== WHAT IS EXPECTED ==
Gather all lines with "will" from the records.

== MATERIAL FOR THIS TASK ==
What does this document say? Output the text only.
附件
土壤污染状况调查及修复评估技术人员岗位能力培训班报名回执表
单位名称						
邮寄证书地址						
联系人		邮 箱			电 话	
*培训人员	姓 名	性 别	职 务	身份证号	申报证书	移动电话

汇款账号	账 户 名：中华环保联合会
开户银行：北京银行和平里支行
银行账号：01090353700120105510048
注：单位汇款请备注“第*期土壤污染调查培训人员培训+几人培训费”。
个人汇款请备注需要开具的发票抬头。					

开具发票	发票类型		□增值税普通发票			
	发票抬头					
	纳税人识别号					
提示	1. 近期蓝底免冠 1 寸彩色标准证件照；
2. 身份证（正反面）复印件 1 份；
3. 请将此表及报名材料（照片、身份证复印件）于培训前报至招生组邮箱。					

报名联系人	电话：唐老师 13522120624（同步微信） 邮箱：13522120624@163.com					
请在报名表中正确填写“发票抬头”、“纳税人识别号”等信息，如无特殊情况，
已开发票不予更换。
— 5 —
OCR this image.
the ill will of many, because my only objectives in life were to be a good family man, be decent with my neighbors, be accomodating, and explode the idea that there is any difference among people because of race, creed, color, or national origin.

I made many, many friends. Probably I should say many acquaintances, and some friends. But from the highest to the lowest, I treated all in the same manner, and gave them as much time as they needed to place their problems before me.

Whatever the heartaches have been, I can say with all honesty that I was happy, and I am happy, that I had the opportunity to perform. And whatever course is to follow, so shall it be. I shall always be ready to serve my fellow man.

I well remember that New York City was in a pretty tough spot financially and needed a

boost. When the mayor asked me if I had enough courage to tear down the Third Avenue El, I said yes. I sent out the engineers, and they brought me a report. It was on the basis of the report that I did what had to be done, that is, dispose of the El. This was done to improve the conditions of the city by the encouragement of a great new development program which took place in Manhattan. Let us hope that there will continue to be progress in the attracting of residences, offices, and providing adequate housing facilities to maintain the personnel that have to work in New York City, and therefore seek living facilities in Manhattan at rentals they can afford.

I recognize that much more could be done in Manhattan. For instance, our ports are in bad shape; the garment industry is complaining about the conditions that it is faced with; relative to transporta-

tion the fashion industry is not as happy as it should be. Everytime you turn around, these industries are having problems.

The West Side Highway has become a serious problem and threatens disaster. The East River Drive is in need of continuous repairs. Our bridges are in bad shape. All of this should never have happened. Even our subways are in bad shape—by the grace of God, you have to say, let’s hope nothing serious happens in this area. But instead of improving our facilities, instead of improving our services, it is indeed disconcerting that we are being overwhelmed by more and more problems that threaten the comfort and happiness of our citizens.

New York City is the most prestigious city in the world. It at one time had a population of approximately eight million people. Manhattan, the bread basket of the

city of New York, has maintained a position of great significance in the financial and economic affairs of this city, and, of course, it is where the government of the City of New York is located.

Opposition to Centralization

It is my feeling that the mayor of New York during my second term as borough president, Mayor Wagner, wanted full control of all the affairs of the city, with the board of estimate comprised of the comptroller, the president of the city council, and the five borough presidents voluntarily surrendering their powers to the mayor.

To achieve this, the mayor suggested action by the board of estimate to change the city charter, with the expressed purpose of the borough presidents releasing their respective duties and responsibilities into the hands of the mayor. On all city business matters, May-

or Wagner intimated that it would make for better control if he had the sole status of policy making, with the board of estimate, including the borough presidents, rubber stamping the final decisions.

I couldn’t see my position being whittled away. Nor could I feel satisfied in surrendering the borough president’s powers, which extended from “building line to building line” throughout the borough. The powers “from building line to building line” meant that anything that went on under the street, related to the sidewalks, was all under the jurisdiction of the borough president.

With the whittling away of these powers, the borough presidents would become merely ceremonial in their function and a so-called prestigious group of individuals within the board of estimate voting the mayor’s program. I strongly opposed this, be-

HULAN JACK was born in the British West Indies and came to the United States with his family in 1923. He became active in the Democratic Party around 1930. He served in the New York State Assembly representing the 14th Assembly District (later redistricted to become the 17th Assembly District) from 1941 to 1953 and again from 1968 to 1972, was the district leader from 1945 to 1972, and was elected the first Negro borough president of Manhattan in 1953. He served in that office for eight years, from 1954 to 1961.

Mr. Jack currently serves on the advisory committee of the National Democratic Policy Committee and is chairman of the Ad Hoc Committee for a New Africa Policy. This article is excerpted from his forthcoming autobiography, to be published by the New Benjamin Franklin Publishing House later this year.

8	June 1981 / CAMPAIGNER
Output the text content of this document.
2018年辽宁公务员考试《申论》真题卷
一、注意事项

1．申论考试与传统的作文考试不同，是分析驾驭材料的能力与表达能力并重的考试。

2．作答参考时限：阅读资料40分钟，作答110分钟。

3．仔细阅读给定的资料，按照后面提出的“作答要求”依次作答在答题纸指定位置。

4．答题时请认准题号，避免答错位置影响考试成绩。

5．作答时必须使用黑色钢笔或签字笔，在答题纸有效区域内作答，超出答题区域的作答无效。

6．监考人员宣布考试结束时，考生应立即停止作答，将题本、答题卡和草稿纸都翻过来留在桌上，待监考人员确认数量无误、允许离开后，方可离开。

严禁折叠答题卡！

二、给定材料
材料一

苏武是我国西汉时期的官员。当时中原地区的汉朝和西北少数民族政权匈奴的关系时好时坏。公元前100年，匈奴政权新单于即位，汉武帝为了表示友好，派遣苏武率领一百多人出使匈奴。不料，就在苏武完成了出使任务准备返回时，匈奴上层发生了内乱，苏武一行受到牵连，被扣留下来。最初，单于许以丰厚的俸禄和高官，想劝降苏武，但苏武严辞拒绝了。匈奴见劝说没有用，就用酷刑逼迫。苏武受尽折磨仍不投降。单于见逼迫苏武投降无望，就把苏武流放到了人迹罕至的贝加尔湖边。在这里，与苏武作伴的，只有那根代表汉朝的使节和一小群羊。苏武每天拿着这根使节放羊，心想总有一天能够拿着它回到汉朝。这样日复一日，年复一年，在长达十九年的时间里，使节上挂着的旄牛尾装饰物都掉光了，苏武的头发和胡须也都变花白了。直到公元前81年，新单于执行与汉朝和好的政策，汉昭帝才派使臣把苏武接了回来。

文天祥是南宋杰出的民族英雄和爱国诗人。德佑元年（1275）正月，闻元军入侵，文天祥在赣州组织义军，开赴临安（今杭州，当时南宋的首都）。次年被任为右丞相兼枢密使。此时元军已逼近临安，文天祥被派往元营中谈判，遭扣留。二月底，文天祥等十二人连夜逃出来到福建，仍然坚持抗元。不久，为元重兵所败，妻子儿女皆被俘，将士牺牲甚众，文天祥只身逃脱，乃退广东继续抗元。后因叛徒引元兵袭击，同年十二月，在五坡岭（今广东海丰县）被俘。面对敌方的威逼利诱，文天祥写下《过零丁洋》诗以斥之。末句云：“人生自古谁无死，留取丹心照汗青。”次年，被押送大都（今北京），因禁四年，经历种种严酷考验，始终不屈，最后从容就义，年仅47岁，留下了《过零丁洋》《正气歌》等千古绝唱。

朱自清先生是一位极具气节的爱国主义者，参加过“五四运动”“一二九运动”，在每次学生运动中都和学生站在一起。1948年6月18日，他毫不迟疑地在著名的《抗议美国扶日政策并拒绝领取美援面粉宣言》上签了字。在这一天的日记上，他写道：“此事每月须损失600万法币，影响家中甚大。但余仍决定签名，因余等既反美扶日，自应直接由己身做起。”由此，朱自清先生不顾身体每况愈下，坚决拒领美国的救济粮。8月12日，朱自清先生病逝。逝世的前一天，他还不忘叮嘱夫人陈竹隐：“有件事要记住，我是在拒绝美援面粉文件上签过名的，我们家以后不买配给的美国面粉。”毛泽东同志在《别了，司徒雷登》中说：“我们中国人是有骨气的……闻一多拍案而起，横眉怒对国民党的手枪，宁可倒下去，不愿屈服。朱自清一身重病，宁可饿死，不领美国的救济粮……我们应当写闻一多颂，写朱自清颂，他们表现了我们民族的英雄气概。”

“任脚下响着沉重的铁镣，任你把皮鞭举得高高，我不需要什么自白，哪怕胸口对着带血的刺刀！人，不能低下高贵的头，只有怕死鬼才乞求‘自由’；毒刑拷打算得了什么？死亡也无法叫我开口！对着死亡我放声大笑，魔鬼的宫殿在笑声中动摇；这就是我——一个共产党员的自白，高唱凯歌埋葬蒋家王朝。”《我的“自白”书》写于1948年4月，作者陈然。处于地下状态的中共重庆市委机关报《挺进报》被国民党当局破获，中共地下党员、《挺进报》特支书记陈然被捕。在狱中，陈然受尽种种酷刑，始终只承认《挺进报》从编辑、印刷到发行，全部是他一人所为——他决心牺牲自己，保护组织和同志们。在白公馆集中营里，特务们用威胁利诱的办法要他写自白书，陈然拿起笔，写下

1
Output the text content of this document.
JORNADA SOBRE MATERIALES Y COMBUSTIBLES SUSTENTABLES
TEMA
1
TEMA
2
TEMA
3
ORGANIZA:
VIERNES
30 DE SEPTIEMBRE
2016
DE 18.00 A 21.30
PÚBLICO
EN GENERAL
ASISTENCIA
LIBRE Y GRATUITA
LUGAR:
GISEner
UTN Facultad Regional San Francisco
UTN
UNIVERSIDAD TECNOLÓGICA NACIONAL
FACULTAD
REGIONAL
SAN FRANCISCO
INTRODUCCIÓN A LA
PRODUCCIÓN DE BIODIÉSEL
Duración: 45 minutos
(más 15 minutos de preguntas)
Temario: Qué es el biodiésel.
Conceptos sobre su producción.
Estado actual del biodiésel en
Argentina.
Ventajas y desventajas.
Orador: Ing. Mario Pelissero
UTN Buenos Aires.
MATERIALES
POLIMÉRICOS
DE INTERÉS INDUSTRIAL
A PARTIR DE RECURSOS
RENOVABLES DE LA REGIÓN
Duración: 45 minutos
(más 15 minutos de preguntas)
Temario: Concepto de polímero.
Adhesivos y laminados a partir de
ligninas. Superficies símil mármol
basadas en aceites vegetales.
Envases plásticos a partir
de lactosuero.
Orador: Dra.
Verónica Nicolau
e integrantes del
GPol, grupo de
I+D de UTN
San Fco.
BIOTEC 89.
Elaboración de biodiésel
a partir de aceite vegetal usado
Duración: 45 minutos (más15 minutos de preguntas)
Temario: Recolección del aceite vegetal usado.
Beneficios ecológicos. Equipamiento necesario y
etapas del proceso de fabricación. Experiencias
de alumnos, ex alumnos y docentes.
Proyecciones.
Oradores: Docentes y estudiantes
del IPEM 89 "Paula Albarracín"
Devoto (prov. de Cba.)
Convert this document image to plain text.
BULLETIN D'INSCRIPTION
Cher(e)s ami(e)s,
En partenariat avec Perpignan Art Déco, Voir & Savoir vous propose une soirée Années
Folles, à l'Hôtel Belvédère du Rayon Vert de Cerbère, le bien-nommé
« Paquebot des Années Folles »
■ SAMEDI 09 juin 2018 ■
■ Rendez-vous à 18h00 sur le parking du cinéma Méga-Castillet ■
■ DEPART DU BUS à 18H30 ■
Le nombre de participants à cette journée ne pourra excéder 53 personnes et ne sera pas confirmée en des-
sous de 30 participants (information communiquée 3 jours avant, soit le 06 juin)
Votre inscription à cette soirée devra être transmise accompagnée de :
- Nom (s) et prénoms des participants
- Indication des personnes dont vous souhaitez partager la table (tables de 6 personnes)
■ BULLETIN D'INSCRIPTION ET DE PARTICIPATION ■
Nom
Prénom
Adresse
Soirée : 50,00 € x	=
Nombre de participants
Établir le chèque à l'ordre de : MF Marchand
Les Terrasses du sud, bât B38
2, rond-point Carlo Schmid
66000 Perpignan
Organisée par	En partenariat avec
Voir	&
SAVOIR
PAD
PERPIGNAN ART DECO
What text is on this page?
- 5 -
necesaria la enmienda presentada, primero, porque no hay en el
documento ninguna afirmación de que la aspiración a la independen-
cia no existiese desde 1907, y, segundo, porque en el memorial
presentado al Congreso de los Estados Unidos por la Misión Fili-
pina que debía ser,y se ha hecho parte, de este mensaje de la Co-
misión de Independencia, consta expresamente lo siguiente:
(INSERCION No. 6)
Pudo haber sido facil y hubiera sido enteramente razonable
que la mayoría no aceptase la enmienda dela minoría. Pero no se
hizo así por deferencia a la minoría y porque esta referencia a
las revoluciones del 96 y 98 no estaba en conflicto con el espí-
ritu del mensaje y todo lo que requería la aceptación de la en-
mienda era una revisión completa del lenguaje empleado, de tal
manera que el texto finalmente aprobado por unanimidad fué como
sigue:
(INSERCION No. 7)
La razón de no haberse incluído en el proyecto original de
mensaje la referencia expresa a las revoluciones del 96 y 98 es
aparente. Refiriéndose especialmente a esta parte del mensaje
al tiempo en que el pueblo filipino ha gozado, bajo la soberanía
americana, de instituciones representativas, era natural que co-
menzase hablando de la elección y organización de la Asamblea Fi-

== WRITTEN ANSWER ==
the ill will of many, because my only objectives in life were to be a good family man, be decent with my neighbors, be accomodating, and explode the idea that there is any difference among people because of race, creed, color, or national origin.
boost. When the mayor asked me if I had enough courage to tear down the Third Avenue El, I said yes. I sent out the engineers, and they brought me a report. It was on the basis of the report that I did what had to be done, that is, dispose of the El. This was done to improve the conditions of the city by the encouragement of a great new development program which took place in Manhattan. Let us hope that there will continue to be progress in the attracting of residences, offices, and providing adequate housing facilities to maintain the personnel that have to work in New York City, and therefore seek living facilities in Manhattan at rentals they can afford.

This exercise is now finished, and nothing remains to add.